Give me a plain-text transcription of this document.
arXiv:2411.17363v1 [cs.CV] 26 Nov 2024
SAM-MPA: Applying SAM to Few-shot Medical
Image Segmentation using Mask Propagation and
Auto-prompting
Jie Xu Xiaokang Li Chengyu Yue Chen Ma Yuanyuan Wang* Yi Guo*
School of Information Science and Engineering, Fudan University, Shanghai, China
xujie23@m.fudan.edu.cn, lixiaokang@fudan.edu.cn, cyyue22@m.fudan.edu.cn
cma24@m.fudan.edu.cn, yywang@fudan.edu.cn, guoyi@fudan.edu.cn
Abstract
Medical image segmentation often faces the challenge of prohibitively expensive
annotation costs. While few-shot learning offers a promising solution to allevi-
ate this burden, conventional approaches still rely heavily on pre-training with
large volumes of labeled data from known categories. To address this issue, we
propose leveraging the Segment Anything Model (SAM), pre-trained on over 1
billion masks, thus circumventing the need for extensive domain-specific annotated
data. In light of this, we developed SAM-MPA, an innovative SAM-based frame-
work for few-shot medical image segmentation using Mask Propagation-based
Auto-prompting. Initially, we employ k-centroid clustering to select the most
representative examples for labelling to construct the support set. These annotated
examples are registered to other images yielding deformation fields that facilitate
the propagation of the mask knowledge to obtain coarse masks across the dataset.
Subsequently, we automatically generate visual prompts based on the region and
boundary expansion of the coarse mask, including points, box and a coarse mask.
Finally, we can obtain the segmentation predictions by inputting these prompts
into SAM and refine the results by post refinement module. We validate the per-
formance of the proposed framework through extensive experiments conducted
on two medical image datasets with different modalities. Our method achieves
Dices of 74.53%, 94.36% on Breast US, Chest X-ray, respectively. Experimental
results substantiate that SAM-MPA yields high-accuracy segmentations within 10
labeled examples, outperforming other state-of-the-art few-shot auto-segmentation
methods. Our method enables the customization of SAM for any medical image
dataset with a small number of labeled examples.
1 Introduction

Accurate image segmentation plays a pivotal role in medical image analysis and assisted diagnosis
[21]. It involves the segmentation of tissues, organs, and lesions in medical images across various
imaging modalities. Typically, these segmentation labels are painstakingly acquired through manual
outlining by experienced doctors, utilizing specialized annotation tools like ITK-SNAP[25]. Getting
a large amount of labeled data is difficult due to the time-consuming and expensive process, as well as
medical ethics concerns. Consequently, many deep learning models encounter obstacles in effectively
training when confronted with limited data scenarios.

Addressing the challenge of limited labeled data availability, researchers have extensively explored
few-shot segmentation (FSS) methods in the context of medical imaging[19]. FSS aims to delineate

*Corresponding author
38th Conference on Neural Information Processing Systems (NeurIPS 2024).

☆ ☆ ☆ ☆ ☆

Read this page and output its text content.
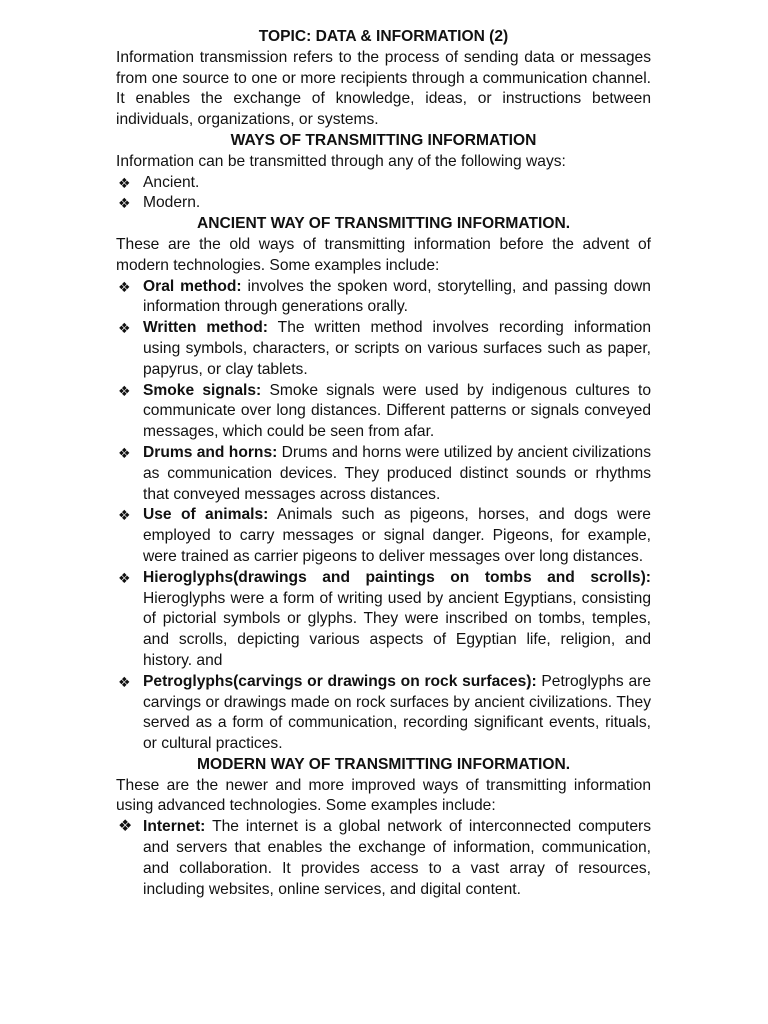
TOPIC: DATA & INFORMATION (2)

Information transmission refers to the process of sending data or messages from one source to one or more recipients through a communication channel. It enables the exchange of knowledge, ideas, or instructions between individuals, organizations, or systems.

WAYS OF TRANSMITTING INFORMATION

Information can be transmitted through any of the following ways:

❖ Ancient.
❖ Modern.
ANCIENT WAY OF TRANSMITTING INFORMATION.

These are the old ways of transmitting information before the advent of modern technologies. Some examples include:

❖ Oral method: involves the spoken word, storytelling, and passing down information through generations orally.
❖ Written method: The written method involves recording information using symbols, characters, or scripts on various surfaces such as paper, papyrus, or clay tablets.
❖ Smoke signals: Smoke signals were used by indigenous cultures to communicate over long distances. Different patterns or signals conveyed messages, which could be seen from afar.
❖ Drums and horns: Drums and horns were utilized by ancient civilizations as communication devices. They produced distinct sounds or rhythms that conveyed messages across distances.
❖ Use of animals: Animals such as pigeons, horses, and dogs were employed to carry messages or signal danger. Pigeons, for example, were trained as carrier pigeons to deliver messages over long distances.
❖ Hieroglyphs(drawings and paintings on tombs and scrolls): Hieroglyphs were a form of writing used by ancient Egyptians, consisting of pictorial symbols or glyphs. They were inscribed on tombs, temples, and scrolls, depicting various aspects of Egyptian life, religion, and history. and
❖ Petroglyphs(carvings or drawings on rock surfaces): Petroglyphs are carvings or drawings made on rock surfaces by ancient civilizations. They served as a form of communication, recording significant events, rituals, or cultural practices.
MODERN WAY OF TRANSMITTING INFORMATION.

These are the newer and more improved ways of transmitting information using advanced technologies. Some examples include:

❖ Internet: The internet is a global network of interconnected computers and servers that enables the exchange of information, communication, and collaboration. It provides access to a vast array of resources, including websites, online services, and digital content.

☆ ☆ ☆ ☆ ☆

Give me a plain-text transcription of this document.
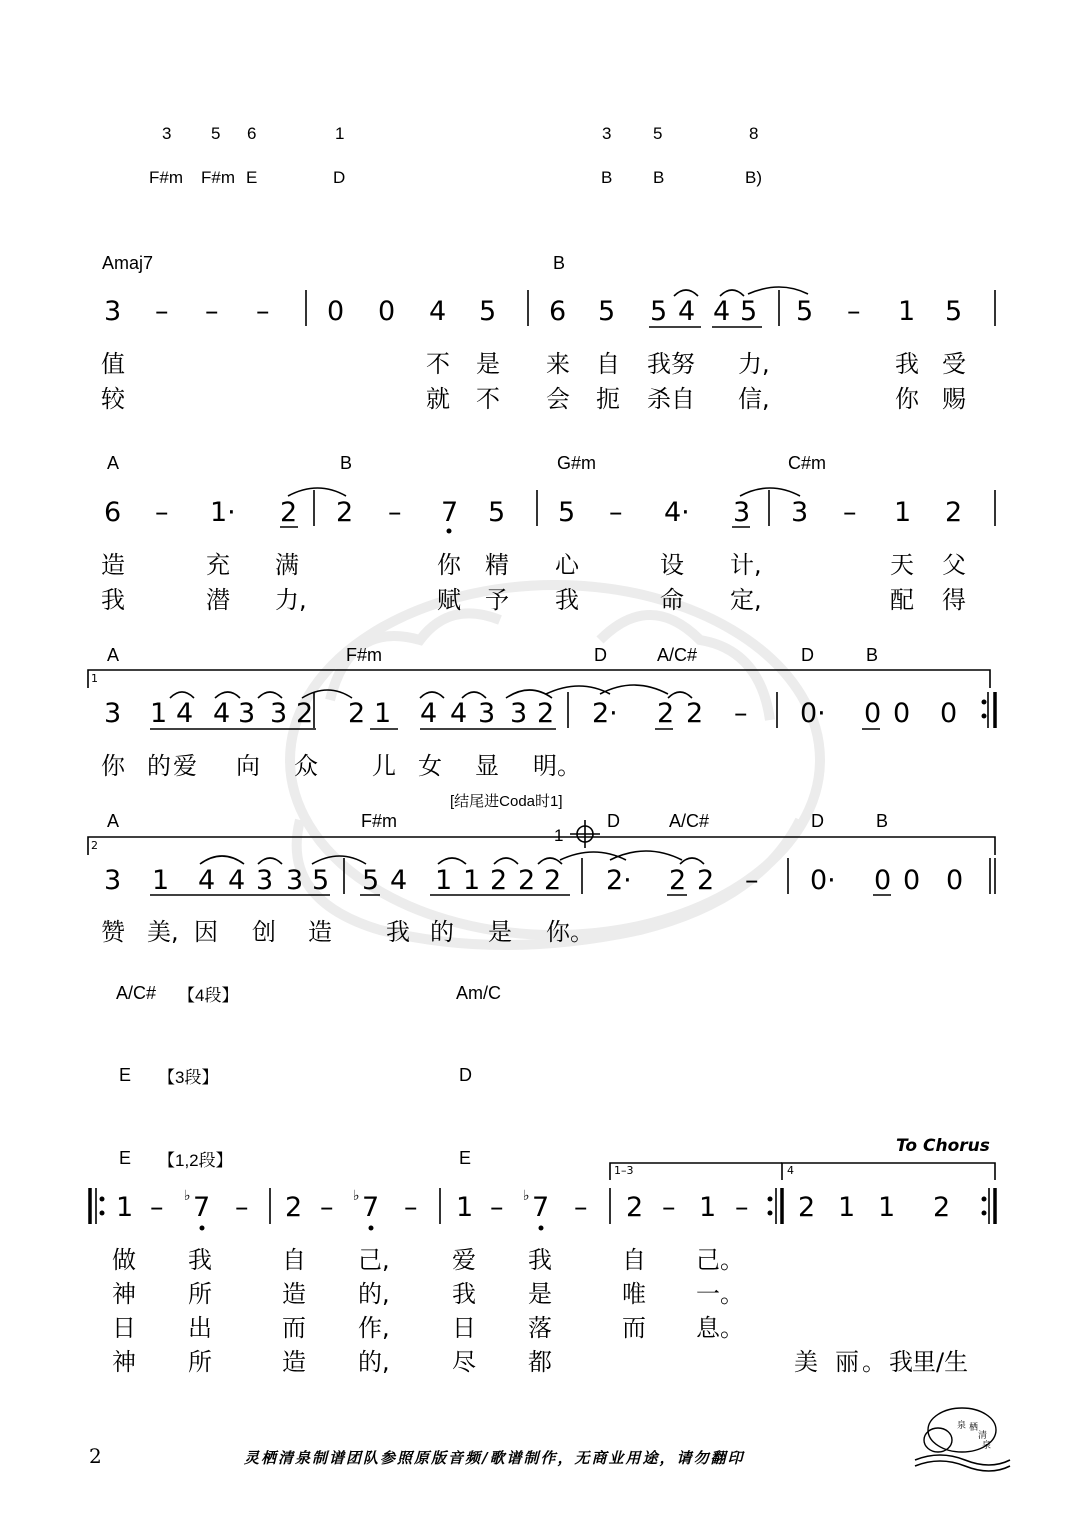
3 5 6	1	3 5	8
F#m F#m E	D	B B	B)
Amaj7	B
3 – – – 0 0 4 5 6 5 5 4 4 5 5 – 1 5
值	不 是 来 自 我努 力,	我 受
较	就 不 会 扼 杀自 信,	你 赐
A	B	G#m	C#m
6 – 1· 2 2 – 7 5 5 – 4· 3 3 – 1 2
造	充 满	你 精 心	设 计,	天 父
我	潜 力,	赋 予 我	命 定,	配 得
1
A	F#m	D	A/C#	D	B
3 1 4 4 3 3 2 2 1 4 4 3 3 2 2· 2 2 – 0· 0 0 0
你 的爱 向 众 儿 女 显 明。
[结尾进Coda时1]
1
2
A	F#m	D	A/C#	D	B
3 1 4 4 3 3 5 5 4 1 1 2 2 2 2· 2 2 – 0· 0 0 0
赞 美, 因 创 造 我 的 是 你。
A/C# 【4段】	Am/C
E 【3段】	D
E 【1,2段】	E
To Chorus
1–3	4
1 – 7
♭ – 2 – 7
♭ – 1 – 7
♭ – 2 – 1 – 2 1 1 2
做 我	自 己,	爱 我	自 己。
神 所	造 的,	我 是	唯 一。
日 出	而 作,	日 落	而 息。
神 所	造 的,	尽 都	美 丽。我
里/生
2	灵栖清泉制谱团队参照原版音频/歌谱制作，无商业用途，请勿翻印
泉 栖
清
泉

☆ ☆ ☆ ☆ ☆

» TASK GOAL: Copy each line above that contains the word "Some".

» EXERCISE SOLUTION:
These are the old ways of transmitting information before the advent of modern technologies. Some examples include:
These are the newer and more improved ways of transmitting information using advanced technologies. Some examples include:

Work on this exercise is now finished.